▶ Records to process
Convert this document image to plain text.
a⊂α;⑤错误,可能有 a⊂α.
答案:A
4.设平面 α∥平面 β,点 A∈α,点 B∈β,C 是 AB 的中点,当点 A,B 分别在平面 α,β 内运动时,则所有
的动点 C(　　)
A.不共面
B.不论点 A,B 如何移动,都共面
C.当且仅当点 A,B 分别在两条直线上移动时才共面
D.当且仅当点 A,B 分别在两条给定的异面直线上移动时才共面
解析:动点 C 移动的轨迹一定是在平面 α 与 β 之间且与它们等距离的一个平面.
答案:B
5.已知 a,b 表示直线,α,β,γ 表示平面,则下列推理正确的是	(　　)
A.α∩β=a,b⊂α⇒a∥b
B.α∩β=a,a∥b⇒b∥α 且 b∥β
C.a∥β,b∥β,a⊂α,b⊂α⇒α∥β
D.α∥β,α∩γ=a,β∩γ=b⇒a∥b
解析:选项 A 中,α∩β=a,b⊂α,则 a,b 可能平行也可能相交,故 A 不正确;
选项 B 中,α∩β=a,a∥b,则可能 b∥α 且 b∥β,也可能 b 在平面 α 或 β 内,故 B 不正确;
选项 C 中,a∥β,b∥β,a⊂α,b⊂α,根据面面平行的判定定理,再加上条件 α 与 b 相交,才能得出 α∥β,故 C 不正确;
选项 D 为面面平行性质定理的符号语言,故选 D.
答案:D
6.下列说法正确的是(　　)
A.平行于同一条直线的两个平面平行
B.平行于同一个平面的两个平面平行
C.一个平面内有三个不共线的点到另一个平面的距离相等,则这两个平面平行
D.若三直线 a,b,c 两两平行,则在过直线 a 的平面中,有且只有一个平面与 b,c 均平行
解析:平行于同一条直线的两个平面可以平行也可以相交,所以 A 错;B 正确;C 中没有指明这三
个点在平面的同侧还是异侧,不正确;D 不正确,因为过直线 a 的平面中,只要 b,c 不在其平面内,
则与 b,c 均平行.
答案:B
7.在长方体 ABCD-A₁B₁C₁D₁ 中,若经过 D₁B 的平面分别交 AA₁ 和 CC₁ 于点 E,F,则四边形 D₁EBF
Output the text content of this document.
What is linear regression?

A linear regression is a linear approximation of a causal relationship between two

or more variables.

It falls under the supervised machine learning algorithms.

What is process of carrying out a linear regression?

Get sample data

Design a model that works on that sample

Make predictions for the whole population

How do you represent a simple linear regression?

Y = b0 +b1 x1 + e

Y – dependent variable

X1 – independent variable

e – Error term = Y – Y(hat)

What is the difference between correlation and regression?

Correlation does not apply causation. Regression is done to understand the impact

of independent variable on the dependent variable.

▶ Problem to solve
Identify lines with the string "What". Copy each one.

▶ Exercise result
What is linear regression?
What is process of carrying out a linear regression?
What is the difference between correlation and regression?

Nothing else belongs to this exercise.